- [Supplied data]
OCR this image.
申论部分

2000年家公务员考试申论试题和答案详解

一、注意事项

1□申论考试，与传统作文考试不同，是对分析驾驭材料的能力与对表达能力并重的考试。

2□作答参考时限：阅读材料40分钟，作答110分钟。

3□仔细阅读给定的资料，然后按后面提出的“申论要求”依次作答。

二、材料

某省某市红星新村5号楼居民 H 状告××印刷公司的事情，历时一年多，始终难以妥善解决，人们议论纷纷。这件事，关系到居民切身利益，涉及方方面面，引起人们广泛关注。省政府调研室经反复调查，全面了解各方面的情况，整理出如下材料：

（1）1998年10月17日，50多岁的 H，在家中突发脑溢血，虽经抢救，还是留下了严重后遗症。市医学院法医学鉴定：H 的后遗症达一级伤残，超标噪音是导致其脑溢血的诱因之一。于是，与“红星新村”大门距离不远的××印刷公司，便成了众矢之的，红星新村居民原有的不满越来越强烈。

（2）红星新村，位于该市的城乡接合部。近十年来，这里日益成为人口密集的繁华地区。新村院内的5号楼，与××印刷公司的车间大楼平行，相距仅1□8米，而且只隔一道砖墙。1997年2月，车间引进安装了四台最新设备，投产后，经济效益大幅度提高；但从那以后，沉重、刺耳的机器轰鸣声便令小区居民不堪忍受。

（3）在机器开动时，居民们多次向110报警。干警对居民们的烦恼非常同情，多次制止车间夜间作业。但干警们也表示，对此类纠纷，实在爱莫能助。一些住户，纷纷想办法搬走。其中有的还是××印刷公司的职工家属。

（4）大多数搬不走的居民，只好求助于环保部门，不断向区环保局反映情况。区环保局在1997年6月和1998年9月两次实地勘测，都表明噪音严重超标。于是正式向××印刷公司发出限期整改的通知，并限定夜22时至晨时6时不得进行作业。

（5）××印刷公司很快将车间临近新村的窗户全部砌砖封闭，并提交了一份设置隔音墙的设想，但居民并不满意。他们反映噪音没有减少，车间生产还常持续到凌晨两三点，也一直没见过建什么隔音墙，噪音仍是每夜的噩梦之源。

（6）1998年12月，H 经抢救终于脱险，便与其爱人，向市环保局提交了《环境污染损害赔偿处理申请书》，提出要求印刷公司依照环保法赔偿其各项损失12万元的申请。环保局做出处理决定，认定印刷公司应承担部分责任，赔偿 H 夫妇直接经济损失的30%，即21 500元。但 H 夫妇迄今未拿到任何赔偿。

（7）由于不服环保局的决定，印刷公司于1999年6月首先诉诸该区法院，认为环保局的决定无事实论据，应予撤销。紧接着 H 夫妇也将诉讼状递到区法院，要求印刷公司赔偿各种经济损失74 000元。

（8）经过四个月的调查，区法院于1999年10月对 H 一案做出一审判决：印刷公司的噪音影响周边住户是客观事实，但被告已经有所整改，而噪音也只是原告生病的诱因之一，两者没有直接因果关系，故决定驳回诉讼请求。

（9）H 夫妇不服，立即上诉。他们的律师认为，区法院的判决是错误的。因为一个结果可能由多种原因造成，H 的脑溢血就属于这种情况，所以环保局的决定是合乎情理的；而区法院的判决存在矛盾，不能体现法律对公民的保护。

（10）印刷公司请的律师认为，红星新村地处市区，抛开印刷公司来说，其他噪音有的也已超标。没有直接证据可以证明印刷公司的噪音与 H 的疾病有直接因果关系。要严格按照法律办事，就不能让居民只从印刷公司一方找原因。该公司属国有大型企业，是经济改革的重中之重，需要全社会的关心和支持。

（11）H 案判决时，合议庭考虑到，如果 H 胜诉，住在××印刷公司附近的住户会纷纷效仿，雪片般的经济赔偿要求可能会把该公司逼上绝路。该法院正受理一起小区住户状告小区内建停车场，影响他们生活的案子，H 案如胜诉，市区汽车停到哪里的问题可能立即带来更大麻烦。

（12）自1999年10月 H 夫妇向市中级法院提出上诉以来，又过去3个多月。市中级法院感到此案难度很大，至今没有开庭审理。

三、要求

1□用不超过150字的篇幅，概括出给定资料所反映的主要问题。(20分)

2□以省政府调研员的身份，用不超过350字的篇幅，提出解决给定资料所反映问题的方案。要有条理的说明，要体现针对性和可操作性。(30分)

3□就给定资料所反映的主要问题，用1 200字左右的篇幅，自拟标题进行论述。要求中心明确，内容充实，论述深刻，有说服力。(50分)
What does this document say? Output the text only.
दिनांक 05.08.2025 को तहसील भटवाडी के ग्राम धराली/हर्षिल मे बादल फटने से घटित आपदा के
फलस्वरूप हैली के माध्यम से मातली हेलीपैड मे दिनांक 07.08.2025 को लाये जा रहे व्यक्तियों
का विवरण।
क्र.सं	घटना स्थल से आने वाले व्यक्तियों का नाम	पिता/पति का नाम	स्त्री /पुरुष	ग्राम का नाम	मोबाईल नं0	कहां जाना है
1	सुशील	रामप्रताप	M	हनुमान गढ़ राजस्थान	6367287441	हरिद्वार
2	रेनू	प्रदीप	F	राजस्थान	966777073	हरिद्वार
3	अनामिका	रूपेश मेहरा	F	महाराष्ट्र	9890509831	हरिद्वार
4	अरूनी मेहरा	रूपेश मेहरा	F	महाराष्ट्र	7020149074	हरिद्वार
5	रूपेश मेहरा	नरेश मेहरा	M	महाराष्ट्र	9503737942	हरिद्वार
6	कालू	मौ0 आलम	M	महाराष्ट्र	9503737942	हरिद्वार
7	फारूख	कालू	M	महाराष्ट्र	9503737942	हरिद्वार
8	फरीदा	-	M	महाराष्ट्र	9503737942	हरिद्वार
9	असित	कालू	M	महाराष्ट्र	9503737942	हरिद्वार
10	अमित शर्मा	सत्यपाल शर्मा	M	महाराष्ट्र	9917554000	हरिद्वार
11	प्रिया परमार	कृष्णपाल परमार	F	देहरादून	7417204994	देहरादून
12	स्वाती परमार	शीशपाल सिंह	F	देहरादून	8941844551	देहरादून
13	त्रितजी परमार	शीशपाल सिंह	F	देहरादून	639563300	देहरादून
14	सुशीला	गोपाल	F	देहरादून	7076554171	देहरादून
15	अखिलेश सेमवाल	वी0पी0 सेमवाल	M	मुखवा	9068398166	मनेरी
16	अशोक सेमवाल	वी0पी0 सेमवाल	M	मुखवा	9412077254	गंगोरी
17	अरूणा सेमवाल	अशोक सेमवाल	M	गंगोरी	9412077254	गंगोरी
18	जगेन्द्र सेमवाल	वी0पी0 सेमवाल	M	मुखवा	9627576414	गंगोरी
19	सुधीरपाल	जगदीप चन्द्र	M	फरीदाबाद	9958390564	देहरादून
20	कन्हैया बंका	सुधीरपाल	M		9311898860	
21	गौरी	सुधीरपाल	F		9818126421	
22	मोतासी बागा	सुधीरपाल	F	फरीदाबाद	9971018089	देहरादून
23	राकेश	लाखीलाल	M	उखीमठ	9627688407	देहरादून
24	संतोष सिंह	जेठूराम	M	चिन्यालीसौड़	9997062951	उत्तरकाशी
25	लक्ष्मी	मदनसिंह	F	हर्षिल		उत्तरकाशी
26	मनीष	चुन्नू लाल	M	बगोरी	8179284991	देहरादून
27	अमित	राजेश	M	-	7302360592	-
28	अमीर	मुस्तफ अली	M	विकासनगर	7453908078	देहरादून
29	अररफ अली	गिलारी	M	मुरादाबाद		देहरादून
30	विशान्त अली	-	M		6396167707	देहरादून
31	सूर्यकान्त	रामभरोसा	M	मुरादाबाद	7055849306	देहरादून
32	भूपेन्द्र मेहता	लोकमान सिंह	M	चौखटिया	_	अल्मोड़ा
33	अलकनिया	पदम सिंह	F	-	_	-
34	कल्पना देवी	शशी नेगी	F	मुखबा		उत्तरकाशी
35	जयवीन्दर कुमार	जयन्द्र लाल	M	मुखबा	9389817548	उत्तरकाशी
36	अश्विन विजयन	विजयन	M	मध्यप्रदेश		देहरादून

- [Exercise requirements]
From the data, list each line in which the string "this" appears.

- [Complete response]
OCR this image.
What does this document say? Output the text only.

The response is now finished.